§ **DATA EXCERPTS**
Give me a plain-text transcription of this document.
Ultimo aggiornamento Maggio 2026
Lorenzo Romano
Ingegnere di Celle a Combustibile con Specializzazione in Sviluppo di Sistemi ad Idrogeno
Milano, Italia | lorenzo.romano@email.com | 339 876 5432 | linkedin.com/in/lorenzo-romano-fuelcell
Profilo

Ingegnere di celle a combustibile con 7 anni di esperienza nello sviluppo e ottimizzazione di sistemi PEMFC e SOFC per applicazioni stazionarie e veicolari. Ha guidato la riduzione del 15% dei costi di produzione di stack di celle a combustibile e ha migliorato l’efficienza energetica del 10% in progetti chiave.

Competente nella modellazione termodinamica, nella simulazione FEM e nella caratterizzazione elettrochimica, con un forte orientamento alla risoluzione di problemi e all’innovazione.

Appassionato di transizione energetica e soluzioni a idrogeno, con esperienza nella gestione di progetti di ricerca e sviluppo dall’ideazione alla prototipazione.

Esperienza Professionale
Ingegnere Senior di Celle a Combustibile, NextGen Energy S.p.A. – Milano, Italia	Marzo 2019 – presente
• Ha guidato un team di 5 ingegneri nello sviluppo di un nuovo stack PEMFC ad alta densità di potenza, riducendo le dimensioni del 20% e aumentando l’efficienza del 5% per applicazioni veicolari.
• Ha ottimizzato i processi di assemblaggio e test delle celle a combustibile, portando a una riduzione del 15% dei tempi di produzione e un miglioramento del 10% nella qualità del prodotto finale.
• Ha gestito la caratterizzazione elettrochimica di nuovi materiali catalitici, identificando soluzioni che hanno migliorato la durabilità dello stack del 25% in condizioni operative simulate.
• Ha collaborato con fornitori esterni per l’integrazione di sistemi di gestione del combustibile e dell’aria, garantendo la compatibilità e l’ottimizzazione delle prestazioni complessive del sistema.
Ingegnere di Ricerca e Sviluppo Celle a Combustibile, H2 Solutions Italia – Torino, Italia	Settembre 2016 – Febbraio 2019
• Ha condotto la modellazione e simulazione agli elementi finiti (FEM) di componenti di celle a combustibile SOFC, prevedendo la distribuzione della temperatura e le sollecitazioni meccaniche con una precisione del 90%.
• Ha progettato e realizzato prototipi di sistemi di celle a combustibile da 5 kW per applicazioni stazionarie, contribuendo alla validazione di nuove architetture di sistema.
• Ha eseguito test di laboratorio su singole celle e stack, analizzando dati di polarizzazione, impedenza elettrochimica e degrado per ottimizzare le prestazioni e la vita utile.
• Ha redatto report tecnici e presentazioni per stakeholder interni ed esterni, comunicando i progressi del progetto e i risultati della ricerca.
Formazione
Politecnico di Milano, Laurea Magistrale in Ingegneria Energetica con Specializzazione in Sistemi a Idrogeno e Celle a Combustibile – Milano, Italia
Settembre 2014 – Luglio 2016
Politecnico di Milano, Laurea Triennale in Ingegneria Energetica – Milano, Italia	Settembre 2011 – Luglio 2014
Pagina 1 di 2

§ **AIM**
Copy every line above that holds the word "ottimizzazione".

§ **ANSWER BELOW**
Ingegnere di celle a combustibile con 7 anni di esperienza nello sviluppo e ottimizzazione di sistemi PEMFC e SOFC per applicazioni stazionarie e veicolari. Ha guidato la riduzione del 15% dei costi di produzione di stack di celle a combustibile e ha migliorato l’efficienza energetica del 10% in progetti chiave.
• Ha collaborato con fornitori esterni per l’integrazione di sistemi di gestione del combustibile e dell’aria, garantendo la compatibilità e l’ottimizzazione delle prestazioni complessive del sistema.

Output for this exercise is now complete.